[Stored data entries]
┄┄┄┄┄┄┄┄┄┄

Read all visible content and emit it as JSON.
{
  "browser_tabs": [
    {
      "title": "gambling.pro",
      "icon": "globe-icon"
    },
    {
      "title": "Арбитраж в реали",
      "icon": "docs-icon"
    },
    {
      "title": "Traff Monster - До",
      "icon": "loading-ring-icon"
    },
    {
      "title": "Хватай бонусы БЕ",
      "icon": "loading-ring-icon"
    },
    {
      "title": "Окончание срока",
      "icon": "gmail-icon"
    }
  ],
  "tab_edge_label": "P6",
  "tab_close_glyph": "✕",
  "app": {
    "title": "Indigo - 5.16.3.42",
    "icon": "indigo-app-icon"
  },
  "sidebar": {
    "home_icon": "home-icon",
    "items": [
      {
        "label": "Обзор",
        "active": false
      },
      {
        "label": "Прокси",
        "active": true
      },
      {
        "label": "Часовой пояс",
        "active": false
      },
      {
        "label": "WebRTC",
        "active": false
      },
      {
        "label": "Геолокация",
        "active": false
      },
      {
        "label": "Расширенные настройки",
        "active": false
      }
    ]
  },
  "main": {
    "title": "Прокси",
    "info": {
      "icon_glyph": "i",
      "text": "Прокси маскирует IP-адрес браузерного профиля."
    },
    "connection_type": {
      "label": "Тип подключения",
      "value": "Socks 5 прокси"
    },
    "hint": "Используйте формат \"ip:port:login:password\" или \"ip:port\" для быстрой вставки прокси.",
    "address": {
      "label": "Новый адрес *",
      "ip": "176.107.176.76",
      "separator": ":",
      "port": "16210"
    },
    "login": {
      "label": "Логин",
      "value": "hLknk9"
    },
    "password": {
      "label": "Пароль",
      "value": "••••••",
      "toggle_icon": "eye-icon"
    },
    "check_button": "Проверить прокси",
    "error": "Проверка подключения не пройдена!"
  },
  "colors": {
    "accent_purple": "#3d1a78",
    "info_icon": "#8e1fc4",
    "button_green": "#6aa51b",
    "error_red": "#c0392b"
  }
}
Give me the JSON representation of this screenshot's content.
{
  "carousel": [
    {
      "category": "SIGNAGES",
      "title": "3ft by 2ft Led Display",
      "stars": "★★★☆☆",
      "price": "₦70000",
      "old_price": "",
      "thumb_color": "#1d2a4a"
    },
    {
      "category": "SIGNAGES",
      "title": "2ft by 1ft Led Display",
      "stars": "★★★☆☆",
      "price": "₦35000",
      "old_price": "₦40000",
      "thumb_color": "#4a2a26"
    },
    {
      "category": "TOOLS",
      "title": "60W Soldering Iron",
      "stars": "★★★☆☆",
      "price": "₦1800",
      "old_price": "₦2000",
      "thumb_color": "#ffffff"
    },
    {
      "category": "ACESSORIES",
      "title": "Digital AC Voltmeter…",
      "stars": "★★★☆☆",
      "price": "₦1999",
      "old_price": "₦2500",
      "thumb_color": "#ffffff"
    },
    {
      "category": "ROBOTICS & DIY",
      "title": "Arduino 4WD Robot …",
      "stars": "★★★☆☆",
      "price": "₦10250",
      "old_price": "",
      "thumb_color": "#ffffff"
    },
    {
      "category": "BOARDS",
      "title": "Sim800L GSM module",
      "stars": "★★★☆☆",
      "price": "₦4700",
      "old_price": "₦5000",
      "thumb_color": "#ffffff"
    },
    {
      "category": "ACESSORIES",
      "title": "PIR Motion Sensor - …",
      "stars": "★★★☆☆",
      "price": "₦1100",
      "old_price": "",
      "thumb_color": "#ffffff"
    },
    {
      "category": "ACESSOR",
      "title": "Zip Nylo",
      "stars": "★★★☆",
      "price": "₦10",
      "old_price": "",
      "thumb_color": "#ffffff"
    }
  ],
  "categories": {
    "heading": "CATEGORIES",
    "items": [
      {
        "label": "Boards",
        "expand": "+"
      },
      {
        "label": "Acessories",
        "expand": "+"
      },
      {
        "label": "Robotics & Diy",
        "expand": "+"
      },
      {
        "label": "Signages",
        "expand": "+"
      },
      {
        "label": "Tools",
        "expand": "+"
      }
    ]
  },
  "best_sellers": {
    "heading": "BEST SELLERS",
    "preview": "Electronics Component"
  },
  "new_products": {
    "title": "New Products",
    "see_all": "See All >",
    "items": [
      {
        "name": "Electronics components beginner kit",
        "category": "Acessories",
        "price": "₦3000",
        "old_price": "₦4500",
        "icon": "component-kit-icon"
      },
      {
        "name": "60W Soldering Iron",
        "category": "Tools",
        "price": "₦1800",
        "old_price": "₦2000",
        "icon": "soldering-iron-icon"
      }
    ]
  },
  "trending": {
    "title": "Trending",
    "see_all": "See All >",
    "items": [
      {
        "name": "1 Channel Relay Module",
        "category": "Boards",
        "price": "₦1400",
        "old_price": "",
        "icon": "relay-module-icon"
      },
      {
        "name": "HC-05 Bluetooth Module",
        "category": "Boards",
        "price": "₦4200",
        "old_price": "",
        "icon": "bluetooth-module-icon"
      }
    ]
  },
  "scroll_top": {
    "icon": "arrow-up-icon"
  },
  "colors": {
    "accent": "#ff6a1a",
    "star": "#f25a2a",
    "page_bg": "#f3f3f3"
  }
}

┄┄┄┄┄┄┄┄┄┄

SET EXERCISE -
Quote all of the entries verbatim.

SOLUTION TO THE PROBLEM -
Read all visible content and emit it as JSON.
{
  "browser_tabs": [
    {
      "title": "gambling.pro",
      "icon": "globe-icon"
    },
    {
      "title": "Арбитраж в реали",
      "icon": "docs-icon"
    },
    {
      "title": "Traff Monster - До",
      "icon": "loading-ring-icon"
    },
    {
      "title": "Хватай бонусы БЕ",
      "icon": "loading-ring-icon"
    },
    {
      "title": "Окончание срока",
      "icon": "gmail-icon"
    }
  ],
  "tab_edge_label": "P6",
  "tab_close_glyph": "✕",
  "app": {
    "title": "Indigo - 5.16.3.42",
    "icon": "indigo-app-icon"
  },
  "sidebar": {
    "home_icon": "home-icon",
    "items": [
      {
        "label": "Обзор",
        "active": false
      },
      {
        "label": "Прокси",
        "active": true
      },
      {
        "label": "Часовой пояс",
        "active": false
      },
      {
        "label": "WebRTC",
        "active": false
      },
      {
        "label": "Геолокация",
        "active": false
      },
      {
        "label": "Расширенные настройки",
        "active": false
      }
    ]
  },
  "main": {
    "title": "Прокси",
    "info": {
      "icon_glyph": "i",
      "text": "Прокси маскирует IP-адрес браузерного профиля."
    },
    "connection_type": {
      "label": "Тип подключения",
      "value": "Socks 5 прокси"
    },
    "hint": "Используйте формат \"ip:port:login:password\" или \"ip:port\" для быстрой вставки прокси.",
    "address": {
      "label": "Новый адрес *",
      "ip": "176.107.176.76",
      "separator": ":",
      "port": "16210"
    },
    "login": {
      "label": "Логин",
      "value": "hLknk9"
    },
    "password": {
      "label": "Пароль",
      "value": "••••••",
      "toggle_icon": "eye-icon"
    },
    "check_button": "Проверить прокси",
    "error": "Проверка подключения не пройдена!"
  },
  "colors": {
    "accent_purple": "#3d1a78",
    "info_icon": "#8e1fc4",
    "button_green": "#6aa51b",
    "error_red": "#c0392b"
  }
}
Give me the JSON representation of this screenshot's content.
{
  "carousel": [
    {
      "category": "SIGNAGES",
      "title": "3ft by 2ft Led Display",
      "stars": "★★★☆☆",
      "price": "₦70000",
      "old_price": "",
      "thumb_color": "#1d2a4a"
    },
    {
      "category": "SIGNAGES",
      "title": "2ft by 1ft Led Display",
      "stars": "★★★☆☆",
      "price": "₦35000",
      "old_price": "₦40000",
      "thumb_color": "#4a2a26"
    },
    {
      "category": "TOOLS",
      "title": "60W Soldering Iron",
      "stars": "★★★☆☆",
      "price": "₦1800",
      "old_price": "₦2000",
      "thumb_color": "#ffffff"
    },
    {
      "category": "ACESSORIES",
      "title": "Digital AC Voltmeter…",
      "stars": "★★★☆☆",
      "price": "₦1999",
      "old_price": "₦2500",
      "thumb_color": "#ffffff"
    },
    {
      "category": "ROBOTICS & DIY",
      "title": "Arduino 4WD Robot …",
      "stars": "★★★☆☆",
      "price": "₦10250",
      "old_price": "",
      "thumb_color": "#ffffff"
    },
    {
      "category": "BOARDS",
      "title": "Sim800L GSM module",
      "stars": "★★★☆☆",
      "price": "₦4700",
      "old_price": "₦5000",
      "thumb_color": "#ffffff"
    },
    {
      "category": "ACESSORIES",
      "title": "PIR Motion Sensor - …",
      "stars": "★★★☆☆",
      "price": "₦1100",
      "old_price": "",
      "thumb_color": "#ffffff"
    },
    {
      "category": "ACESSOR",
      "title": "Zip Nylo",
      "stars": "★★★☆",
      "price": "₦10",
      "old_price": "",
      "thumb_color": "#ffffff"
    }
  ],
  "categories": {
    "heading": "CATEGORIES",
    "items": [
      {
        "label": "Boards",
        "expand": "+"
      },
      {
        "label": "Acessories",
        "expand": "+"
      },
      {
        "label": "Robotics & Diy",
        "expand": "+"
      },
      {
        "label": "Signages",
        "expand": "+"
      },
      {
        "label": "Tools",
        "expand": "+"
      }
    ]
  },
  "best_sellers": {
    "heading": "BEST SELLERS",
    "preview": "Electronics Component"
  },
  "new_products": {
    "title": "New Products",
    "see_all": "See All >",
    "items": [
      {
        "name": "Electronics components beginner kit",
        "category": "Acessories",
        "price": "₦3000",
        "old_price": "₦4500",
        "icon": "component-kit-icon"
      },
      {
        "name": "60W Soldering Iron",
        "category": "Tools",
        "price": "₦1800",
        "old_price": "₦2000",
        "icon": "soldering-iron-icon"
      }
    ]
  },
  "trending": {
    "title": "Trending",
    "see_all": "See All >",
    "items": [
      {
        "name": "1 Channel Relay Module",
        "category": "Boards",
        "price": "₦1400",
        "old_price": "",
        "icon": "relay-module-icon"
      },
      {
        "name": "HC-05 Bluetooth Module",
        "category": "Boards",
        "price": "₦4200",
        "old_price": "",
        "icon": "bluetooth-module-icon"
      }
    ]
  },
  "scroll_top": {
    "icon": "arrow-up-icon"
  },
  "colors": {
    "accent": "#ff6a1a",
    "star": "#f25a2a",
    "page_bg": "#f3f3f3"
  }
}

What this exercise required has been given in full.